__EXERCISE DETAILS__. Output every line of the material below without any change, but leave the pictures out.
***** MATERIAL SHOWN
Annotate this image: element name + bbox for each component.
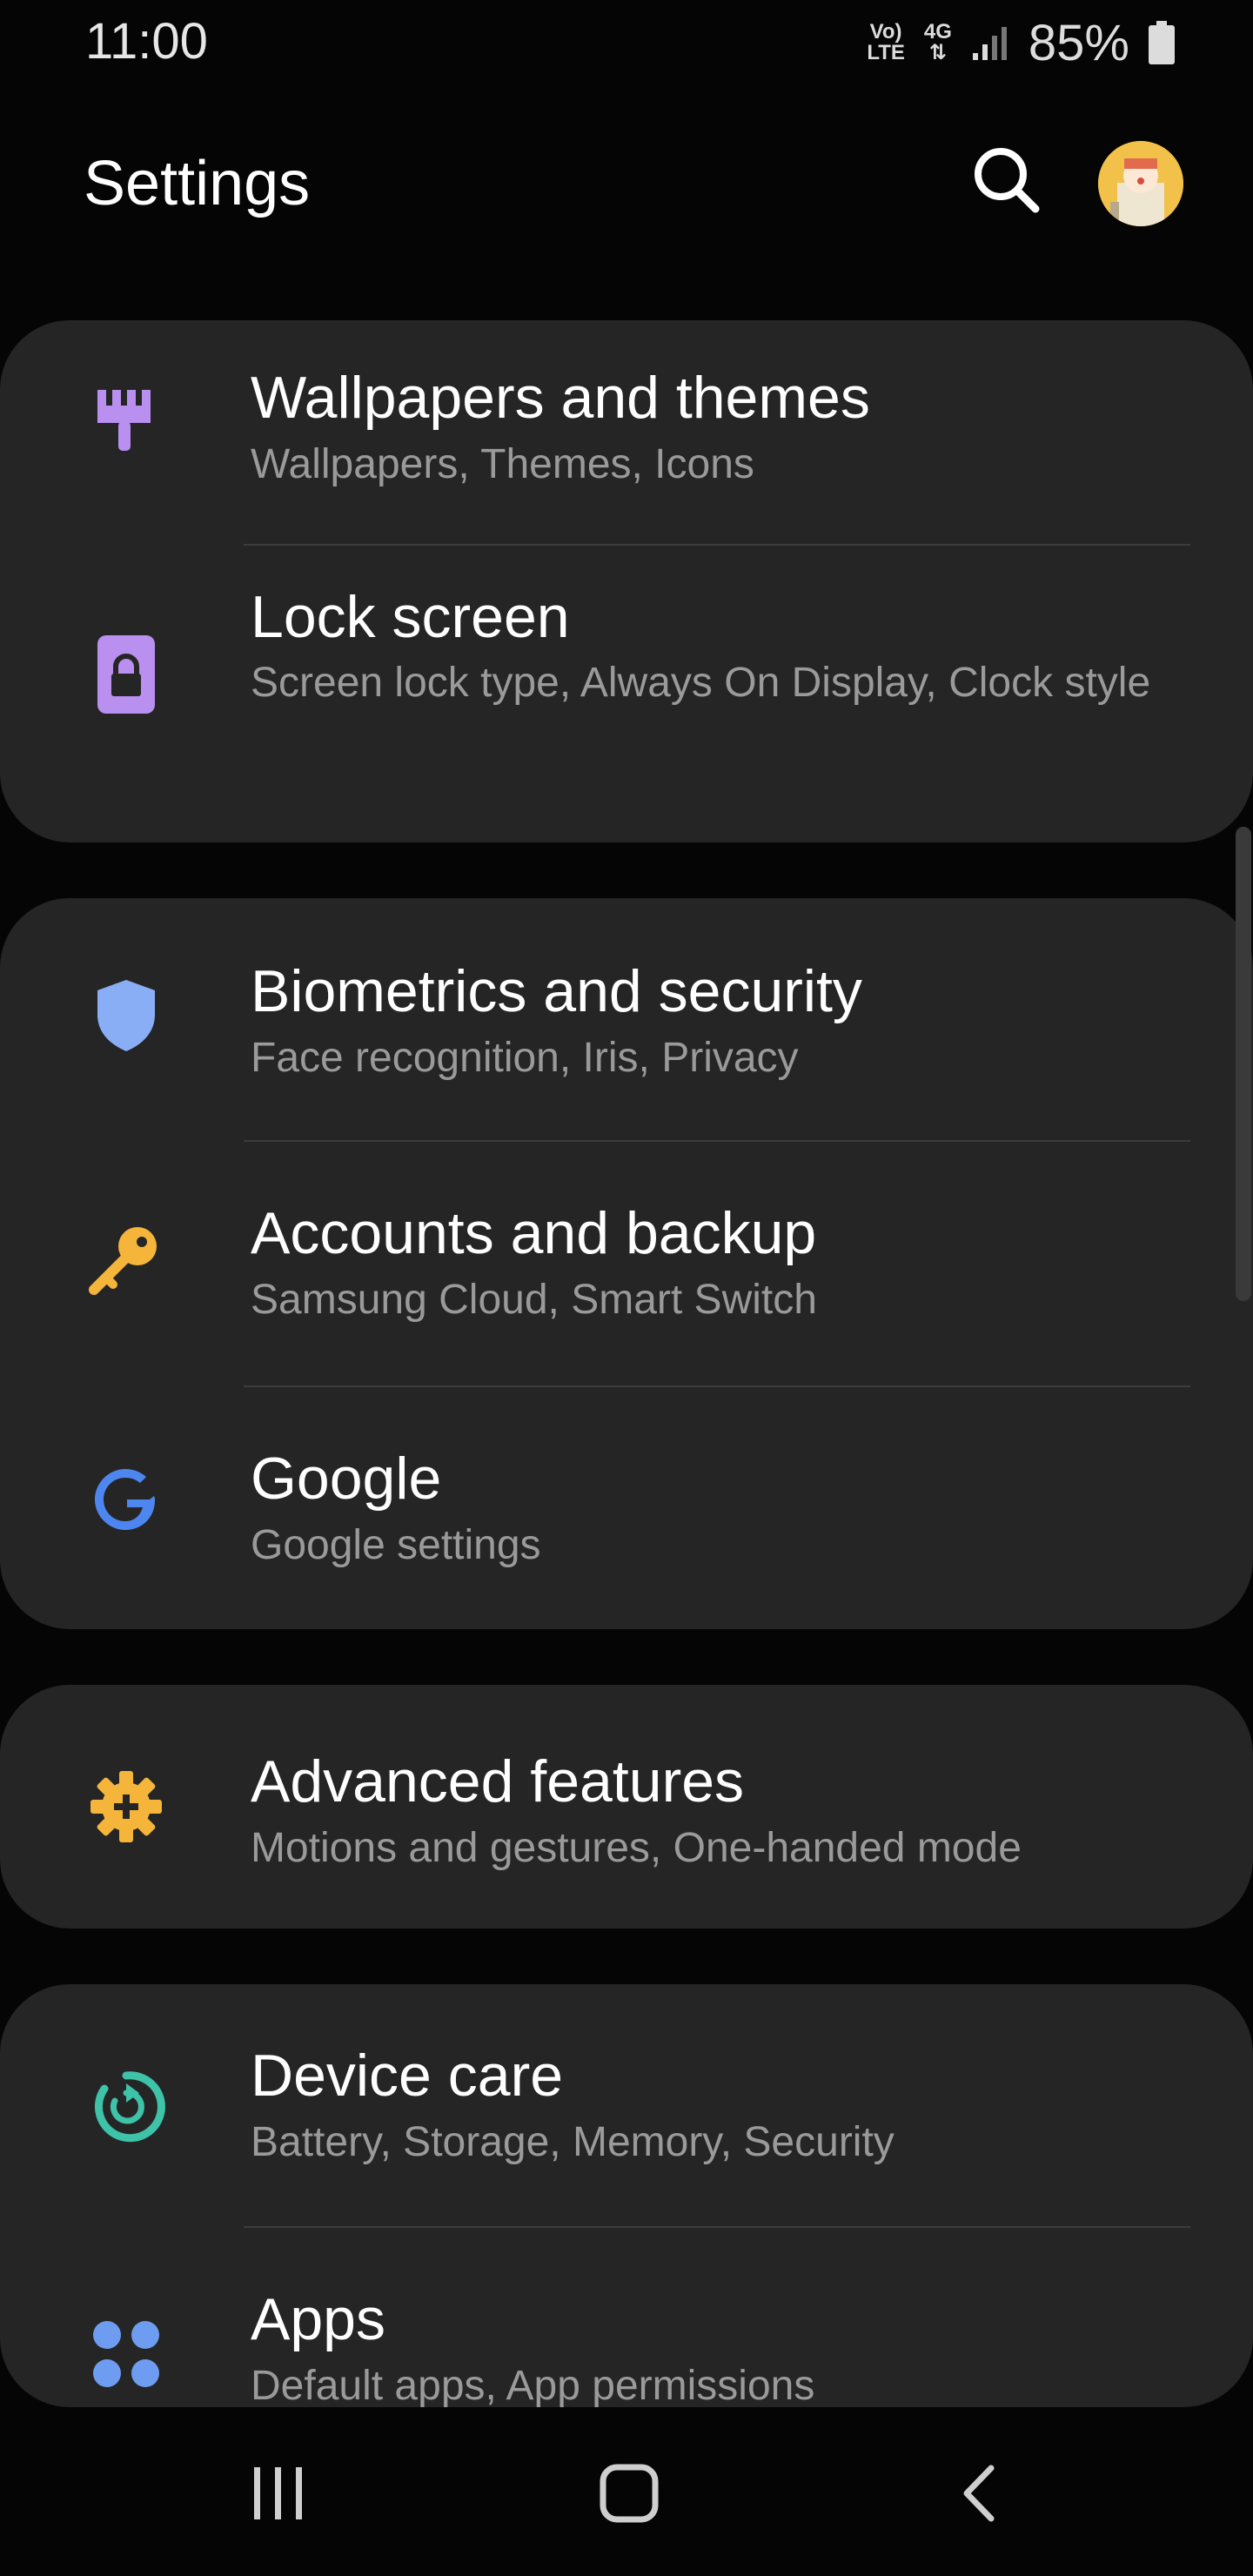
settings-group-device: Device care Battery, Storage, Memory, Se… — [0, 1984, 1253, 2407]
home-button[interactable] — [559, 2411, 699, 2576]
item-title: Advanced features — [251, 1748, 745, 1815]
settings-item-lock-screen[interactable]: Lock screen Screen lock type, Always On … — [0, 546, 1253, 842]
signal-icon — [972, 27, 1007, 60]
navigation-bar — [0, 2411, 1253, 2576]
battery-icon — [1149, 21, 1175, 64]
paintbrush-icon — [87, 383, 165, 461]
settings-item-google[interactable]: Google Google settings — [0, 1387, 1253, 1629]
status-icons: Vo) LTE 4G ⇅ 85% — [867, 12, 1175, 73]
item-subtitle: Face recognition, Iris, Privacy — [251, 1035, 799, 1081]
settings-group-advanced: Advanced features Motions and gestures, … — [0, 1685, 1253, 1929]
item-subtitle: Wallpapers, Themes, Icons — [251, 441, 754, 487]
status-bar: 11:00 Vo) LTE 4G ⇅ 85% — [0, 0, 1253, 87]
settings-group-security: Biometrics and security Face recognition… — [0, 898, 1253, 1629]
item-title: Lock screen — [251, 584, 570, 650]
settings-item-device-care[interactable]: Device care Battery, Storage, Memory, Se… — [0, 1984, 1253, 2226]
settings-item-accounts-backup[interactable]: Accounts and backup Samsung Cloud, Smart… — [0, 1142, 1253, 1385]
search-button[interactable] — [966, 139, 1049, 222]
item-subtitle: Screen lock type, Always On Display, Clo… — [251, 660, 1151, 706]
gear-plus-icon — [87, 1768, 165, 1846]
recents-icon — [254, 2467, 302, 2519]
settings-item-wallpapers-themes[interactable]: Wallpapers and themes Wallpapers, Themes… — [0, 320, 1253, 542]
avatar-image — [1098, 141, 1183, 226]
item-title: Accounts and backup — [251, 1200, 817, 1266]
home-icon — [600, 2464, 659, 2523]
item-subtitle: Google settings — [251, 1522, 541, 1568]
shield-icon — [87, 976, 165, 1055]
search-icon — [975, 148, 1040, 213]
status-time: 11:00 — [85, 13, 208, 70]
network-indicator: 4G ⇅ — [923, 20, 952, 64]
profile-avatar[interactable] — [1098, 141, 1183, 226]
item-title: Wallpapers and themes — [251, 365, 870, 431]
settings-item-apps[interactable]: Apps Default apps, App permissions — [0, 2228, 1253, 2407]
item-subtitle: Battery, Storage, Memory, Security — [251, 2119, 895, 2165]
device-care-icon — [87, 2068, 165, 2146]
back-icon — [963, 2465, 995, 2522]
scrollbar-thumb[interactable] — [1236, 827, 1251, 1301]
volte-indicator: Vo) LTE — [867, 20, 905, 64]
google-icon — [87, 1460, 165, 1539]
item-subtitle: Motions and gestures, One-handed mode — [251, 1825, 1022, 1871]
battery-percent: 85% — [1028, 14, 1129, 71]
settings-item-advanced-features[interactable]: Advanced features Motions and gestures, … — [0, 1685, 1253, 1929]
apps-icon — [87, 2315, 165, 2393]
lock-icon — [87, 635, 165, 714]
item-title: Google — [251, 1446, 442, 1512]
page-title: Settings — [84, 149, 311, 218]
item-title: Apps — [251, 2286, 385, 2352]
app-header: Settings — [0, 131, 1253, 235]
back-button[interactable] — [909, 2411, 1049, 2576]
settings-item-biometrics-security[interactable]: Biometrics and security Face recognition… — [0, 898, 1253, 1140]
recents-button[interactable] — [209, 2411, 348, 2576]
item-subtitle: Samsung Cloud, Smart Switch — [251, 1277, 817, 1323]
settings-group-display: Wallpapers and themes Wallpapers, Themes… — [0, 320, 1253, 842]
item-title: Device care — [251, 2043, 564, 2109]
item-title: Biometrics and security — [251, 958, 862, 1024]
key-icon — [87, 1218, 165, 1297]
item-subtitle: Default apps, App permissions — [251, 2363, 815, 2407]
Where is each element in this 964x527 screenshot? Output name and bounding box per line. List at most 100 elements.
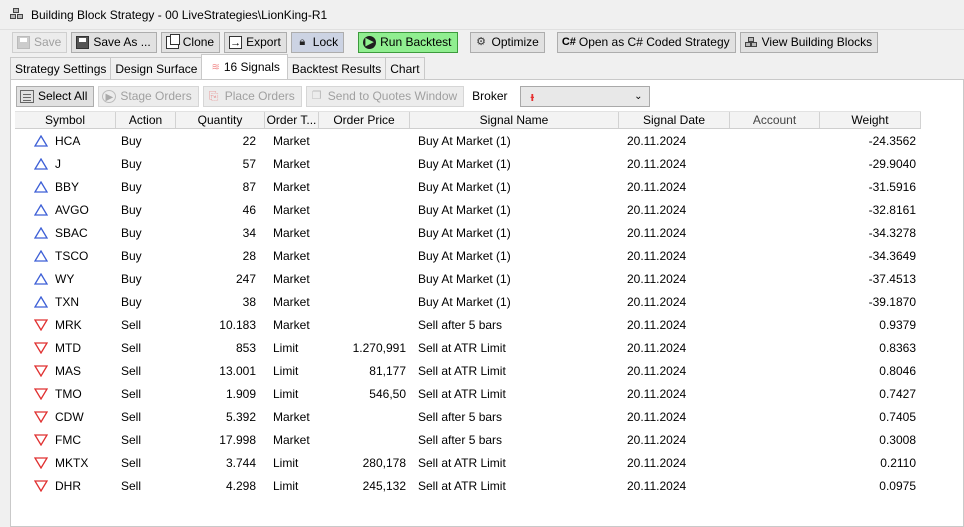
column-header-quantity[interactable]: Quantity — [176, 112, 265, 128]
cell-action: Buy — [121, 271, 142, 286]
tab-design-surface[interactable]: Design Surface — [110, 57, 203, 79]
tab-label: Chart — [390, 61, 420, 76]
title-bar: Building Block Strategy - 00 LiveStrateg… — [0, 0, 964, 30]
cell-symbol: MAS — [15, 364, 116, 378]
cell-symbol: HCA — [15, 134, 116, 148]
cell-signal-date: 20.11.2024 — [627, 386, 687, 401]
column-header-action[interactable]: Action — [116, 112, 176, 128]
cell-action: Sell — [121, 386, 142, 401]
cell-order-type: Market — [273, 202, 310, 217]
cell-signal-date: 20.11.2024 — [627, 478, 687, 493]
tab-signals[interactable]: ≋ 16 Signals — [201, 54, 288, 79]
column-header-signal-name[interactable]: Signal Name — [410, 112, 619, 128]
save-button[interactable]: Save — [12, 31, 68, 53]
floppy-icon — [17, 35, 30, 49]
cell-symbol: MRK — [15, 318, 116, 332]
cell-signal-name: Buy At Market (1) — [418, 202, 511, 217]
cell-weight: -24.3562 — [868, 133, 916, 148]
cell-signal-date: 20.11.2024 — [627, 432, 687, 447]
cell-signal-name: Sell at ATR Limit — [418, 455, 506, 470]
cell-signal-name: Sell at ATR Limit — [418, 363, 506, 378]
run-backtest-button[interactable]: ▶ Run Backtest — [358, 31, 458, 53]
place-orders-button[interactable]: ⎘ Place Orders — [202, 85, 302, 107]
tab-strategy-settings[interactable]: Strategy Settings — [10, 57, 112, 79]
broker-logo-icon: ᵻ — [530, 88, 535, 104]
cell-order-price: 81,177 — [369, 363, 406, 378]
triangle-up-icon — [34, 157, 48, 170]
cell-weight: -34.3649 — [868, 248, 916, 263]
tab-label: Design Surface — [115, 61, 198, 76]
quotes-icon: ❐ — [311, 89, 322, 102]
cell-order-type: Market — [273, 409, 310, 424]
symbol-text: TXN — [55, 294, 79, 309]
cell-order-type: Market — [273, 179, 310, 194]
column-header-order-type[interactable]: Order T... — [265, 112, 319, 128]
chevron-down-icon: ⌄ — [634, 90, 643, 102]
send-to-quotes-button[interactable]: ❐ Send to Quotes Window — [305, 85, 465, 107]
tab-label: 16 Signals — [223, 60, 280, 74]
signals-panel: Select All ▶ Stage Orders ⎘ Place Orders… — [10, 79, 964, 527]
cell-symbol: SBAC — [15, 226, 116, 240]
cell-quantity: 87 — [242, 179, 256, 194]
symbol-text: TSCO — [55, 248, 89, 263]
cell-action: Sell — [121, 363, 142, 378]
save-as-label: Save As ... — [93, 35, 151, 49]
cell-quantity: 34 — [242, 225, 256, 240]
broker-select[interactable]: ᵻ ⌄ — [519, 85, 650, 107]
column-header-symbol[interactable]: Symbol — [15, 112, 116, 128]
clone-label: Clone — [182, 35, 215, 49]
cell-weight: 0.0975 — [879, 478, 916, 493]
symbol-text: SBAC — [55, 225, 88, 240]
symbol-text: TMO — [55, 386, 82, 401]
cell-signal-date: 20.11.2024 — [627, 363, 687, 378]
**********
__OUTPUT BELOW__.
Annotate this image: element name + bbox for each component.
settings-group-device: Device care Battery, Storage, Memory, Se… — [0, 1984, 1253, 2407]
home-button[interactable] — [559, 2411, 699, 2576]
item-title: Advanced features — [251, 1748, 745, 1815]
settings-item-lock-screen[interactable]: Lock screen Screen lock type, Always On … — [0, 546, 1253, 842]
signal-icon — [972, 27, 1007, 60]
navigation-bar — [0, 2411, 1253, 2576]
battery-icon — [1149, 21, 1175, 64]
paintbrush-icon — [87, 383, 165, 461]
settings-item-google[interactable]: Google Google settings — [0, 1387, 1253, 1629]
status-icons: Vo) LTE 4G ⇅ 85% — [867, 12, 1175, 73]
item-subtitle: Face recognition, Iris, Privacy — [251, 1035, 799, 1081]
settings-group-advanced: Advanced features Motions and gestures, … — [0, 1685, 1253, 1929]
item-subtitle: Wallpapers, Themes, Icons — [251, 441, 754, 487]
status-bar: 11:00 Vo) LTE 4G ⇅ 85% — [0, 0, 1253, 87]
settings-group-security: Biometrics and security Face recognition… — [0, 898, 1253, 1629]
item-title: Lock screen — [251, 584, 570, 650]
settings-item-device-care[interactable]: Device care Battery, Storage, Memory, Se… — [0, 1984, 1253, 2226]
settings-item-accounts-backup[interactable]: Accounts and backup Samsung Cloud, Smart… — [0, 1142, 1253, 1385]
search-button[interactable] — [966, 139, 1049, 222]
item-subtitle: Screen lock type, Always On Display, Clo… — [251, 660, 1151, 706]
gear-plus-icon — [87, 1768, 165, 1846]
recents-icon — [254, 2467, 302, 2519]
settings-item-wallpapers-themes[interactable]: Wallpapers and themes Wallpapers, Themes… — [0, 320, 1253, 542]
avatar-image — [1098, 141, 1183, 226]
item-title: Accounts and backup — [251, 1200, 817, 1266]
home-icon — [600, 2464, 659, 2523]
item-subtitle: Google settings — [251, 1522, 541, 1568]
shield-icon — [87, 976, 165, 1055]
search-icon — [975, 148, 1040, 213]
status-time: 11:00 — [85, 13, 208, 70]
network-indicator: 4G ⇅ — [923, 20, 952, 64]
profile-avatar[interactable] — [1098, 141, 1183, 226]
item-title: Wallpapers and themes — [251, 365, 870, 431]
settings-item-apps[interactable]: Apps Default apps, App permissions — [0, 2228, 1253, 2407]
item-subtitle: Battery, Storage, Memory, Security — [251, 2119, 895, 2165]
device-care-icon — [87, 2068, 165, 2146]
back-icon — [963, 2465, 995, 2522]
scrollbar-thumb[interactable] — [1236, 827, 1251, 1301]
volte-indicator: Vo) LTE — [867, 20, 905, 64]
google-icon — [87, 1460, 165, 1539]
item-subtitle: Motions and gestures, One-handed mode — [251, 1825, 1022, 1871]
battery-percent: 85% — [1028, 14, 1129, 71]
settings-item-advanced-features[interactable]: Advanced features Motions and gestures, … — [0, 1685, 1253, 1929]
apps-icon — [87, 2315, 165, 2393]
lock-icon — [87, 635, 165, 714]
item-title: Google — [251, 1446, 442, 1512]
page-title: Settings — [84, 149, 311, 218]
item-title: Apps — [251, 2286, 385, 2352]
app-header: Settings — [0, 131, 1253, 235]
back-button[interactable] — [909, 2411, 1049, 2576]
settings-item-biometrics-security[interactable]: Biometrics and security Face recognition… — [0, 898, 1253, 1140]
recents-button[interactable] — [209, 2411, 348, 2576]
item-subtitle: Samsung Cloud, Smart Switch — [251, 1277, 817, 1323]
settings-group-display: Wallpapers and themes Wallpapers, Themes… — [0, 320, 1253, 842]
item-title: Device care — [251, 2043, 564, 2109]
item-title: Biometrics and security — [251, 958, 862, 1024]
key-icon — [87, 1218, 165, 1297]
item-subtitle: Default apps, App permissions — [251, 2363, 815, 2407]
Where is each element in this 964x527 screenshot? Output name and bounding box per line. List at most 100 elements.
column-header-quantity[interactable]: Quantity — [176, 112, 265, 128]
cell-action: Buy — [121, 271, 142, 286]
tab-design-surface[interactable]: Design Surface — [110, 57, 203, 79]
tab-label: Chart — [390, 61, 420, 76]
title-bar: Building Block Strategy - 00 LiveStrateg… — [0, 0, 964, 30]
cell-symbol: MAS — [15, 364, 116, 378]
cell-symbol: HCA — [15, 134, 116, 148]
cell-signal-date: 20.11.2024 — [627, 386, 687, 401]
column-header-action[interactable]: Action — [116, 112, 176, 128]
cell-action: Sell — [121, 386, 142, 401]
cell-order-type: Market — [273, 202, 310, 217]
cell-signal-date: 20.11.2024 — [627, 478, 687, 493]
tab-signals[interactable]: ≋ 16 Signals — [201, 54, 288, 79]
column-header-signal-name[interactable]: Signal Name — [410, 112, 619, 128]
save-button[interactable]: Save — [12, 31, 68, 53]
floppy-icon — [17, 35, 30, 49]
cell-symbol: MRK — [15, 318, 116, 332]
cell-signal-name: Buy At Market (1) — [418, 202, 511, 217]
cell-weight: -24.3562 — [868, 133, 916, 148]
cell-signal-date: 20.11.2024 — [627, 432, 687, 447]
cell-signal-name: Sell at ATR Limit — [418, 455, 506, 470]
cell-signal-name: Sell at ATR Limit — [418, 363, 506, 378]
run-backtest-button[interactable]: ▶ Run Backtest — [358, 31, 458, 53]
place-orders-button[interactable]: ⎘ Place Orders — [202, 85, 302, 107]
tab-strategy-settings[interactable]: Strategy Settings — [10, 57, 112, 79]
broker-logo-icon: ᵻ — [530, 88, 535, 104]
cell-order-price: 81,177 — [369, 363, 406, 378]
triangle-up-icon — [34, 157, 48, 170]
cell-weight: -34.3649 — [868, 248, 916, 263]
tab-label: Design Surface — [115, 61, 198, 76]
quotes-icon: ❐ — [311, 89, 322, 102]
cell-order-type: Market — [273, 409, 310, 424]
symbol-text: TXN — [55, 294, 79, 309]
cell-order-type: Market — [273, 179, 310, 194]
column-header-order-type[interactable]: Order T... — [265, 112, 319, 128]
chevron-down-icon: ⌄ — [634, 90, 643, 102]
send-to-quotes-button[interactable]: ❐ Send to Quotes Window — [305, 85, 465, 107]
tab-label: 16 Signals — [223, 60, 280, 74]
signals-panel: Select All ▶ Stage Orders ⎘ Place Orders… — [10, 79, 964, 527]
cell-symbol: SBAC — [15, 226, 116, 240]
cell-quantity: 87 — [242, 179, 256, 194]
symbol-text: TSCO — [55, 248, 89, 263]
cell-action: Sell — [121, 363, 142, 378]
save-as-label: Save As ... — [93, 35, 151, 49]
cell-quantity: 34 — [242, 225, 256, 240]
broker-select[interactable]: ᵻ ⌄ — [519, 85, 650, 107]
column-header-symbol[interactable]: Symbol — [15, 112, 116, 128]
clone-label: Clone — [182, 35, 215, 49]
cell-weight: 0.0975 — [879, 478, 916, 493]
symbol-text: SBAC — [55, 225, 88, 240]
symbol-text: TMO — [55, 386, 82, 401]
cell-signal-date: 20.11.2024 — [627, 363, 687, 378]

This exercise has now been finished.